• **Your instructions**:
Please transcribe the data that follows without the pictures, keeping every word the same.
* start Records for this task *
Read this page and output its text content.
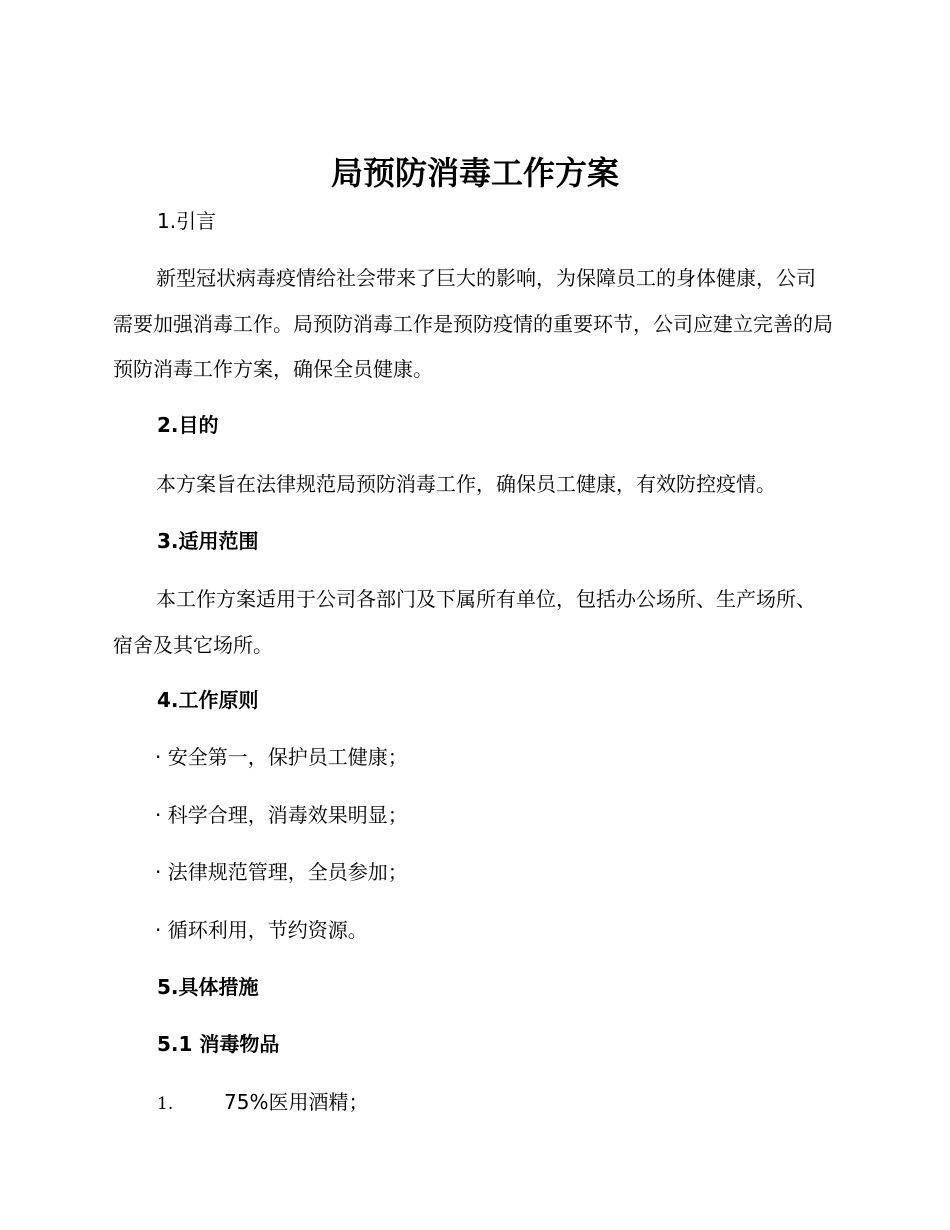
局预防消毒工作方案
1.引言
新型冠状病毒疫情给社会带来了巨大的影响，为保障员工的身体健康，公司需要加强消毒工作。局预防消毒工作是预防疫情的重要环节，公司应建立完善的局预防消毒工作方案，确保全员健康。
2.目的
本方案旨在法律规范局预防消毒工作，确保员工健康，有效防控疫情。
3.适用范围
本工作方案适用于公司各部门及下属所有单位，包括办公场所、生产场所、宿舍及其它场所。
4.工作原则
· 安全第一，保护员工健康；
· 科学合理，消毒效果明显；
· 法律规范管理，全员参加；
· 循环利用，节约资源。
5.具体措施
5.1 消毒物品
1.	75%医用酒精；
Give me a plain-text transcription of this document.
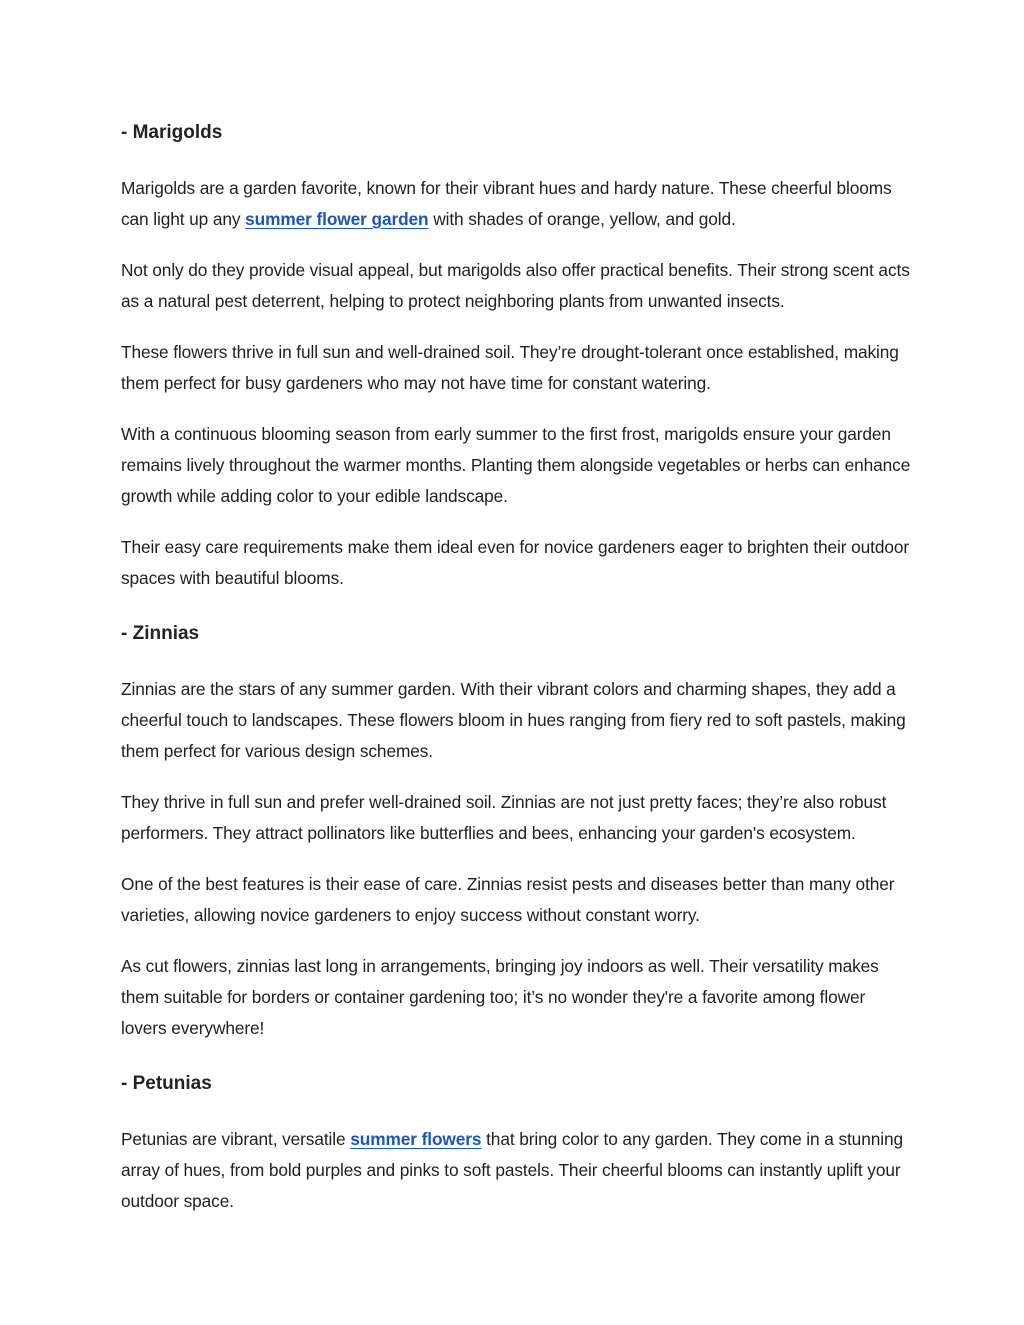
- Marigolds

Marigolds are a garden favorite, known for their vibrant hues and hardy nature. These cheerful blooms can light up any summer flower garden with shades of orange, yellow, and gold.

Not only do they provide visual appeal, but marigolds also offer practical benefits. Their strong scent acts as a natural pest deterrent, helping to protect neighboring plants from unwanted insects.

These flowers thrive in full sun and well-drained soil. They’re drought-tolerant once established, making them perfect for busy gardeners who may not have time for constant watering.

With a continuous blooming season from early summer to the first frost, marigolds ensure your garden remains lively throughout the warmer months. Planting them alongside vegetables or herbs can enhance growth while adding color to your edible landscape.

Their easy care requirements make them ideal even for novice gardeners eager to brighten their outdoor spaces with beautiful blooms.

- Zinnias

Zinnias are the stars of any summer garden. With their vibrant colors and charming shapes, they add a cheerful touch to landscapes. These flowers bloom in hues ranging from fiery red to soft pastels, making them perfect for various design schemes.

They thrive in full sun and prefer well-drained soil. Zinnias are not just pretty faces; they’re also robust performers. They attract pollinators like butterflies and bees, enhancing your garden's ecosystem.

One of the best features is their ease of care. Zinnias resist pests and diseases better than many other varieties, allowing novice gardeners to enjoy success without constant worry.

As cut flowers, zinnias last long in arrangements, bringing joy indoors as well. Their versatility makes them suitable for borders or container gardening too; it’s no wonder they're a favorite among flower lovers everywhere!

- Petunias

Petunias are vibrant, versatile summer flowers that bring color to any garden. They come in a stunning array of hues, from bold purples and pinks to soft pastels. Their cheerful blooms can instantly uplift your outdoor space.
* end Records for this task *
• **Response**:
Read this page and output its text content.
局预防消毒工作方案
1.引言
新型冠状病毒疫情给社会带来了巨大的影响，为保障员工的身体健康，公司需要加强消毒工作。局预防消毒工作是预防疫情的重要环节，公司应建立完善的局预防消毒工作方案，确保全员健康。
2.目的
本方案旨在法律规范局预防消毒工作，确保员工健康，有效防控疫情。
3.适用范围
本工作方案适用于公司各部门及下属所有单位，包括办公场所、生产场所、宿舍及其它场所。
4.工作原则
· 安全第一，保护员工健康；
· 科学合理，消毒效果明显；
· 法律规范管理，全员参加；
· 循环利用，节约资源。
5.具体措施
5.1 消毒物品
1.	75%医用酒精；
Give me a plain-text transcription of this document.
- Marigolds

Marigolds are a garden favorite, known for their vibrant hues and hardy nature. These cheerful blooms can light up any summer flower garden with shades of orange, yellow, and gold.

Not only do they provide visual appeal, but marigolds also offer practical benefits. Their strong scent acts as a natural pest deterrent, helping to protect neighboring plants from unwanted insects.

These flowers thrive in full sun and well-drained soil. They’re drought-tolerant once established, making them perfect for busy gardeners who may not have time for constant watering.

With a continuous blooming season from early summer to the first frost, marigolds ensure your garden remains lively throughout the warmer months. Planting them alongside vegetables or herbs can enhance growth while adding color to your edible landscape.

Their easy care requirements make them ideal even for novice gardeners eager to brighten their outdoor spaces with beautiful blooms.

- Zinnias

Zinnias are the stars of any summer garden. With their vibrant colors and charming shapes, they add a cheerful touch to landscapes. These flowers bloom in hues ranging from fiery red to soft pastels, making them perfect for various design schemes.

They thrive in full sun and prefer well-drained soil. Zinnias are not just pretty faces; they’re also robust performers. They attract pollinators like butterflies and bees, enhancing your garden's ecosystem.

One of the best features is their ease of care. Zinnias resist pests and diseases better than many other varieties, allowing novice gardeners to enjoy success without constant worry.

As cut flowers, zinnias last long in arrangements, bringing joy indoors as well. Their versatility makes them suitable for borders or container gardening too; it’s no wonder they're a favorite among flower lovers everywhere!

- Petunias

Petunias are vibrant, versatile summer flowers that bring color to any garden. They come in a stunning array of hues, from bold purples and pinks to soft pastels. Their cheerful blooms can instantly uplift your outdoor space.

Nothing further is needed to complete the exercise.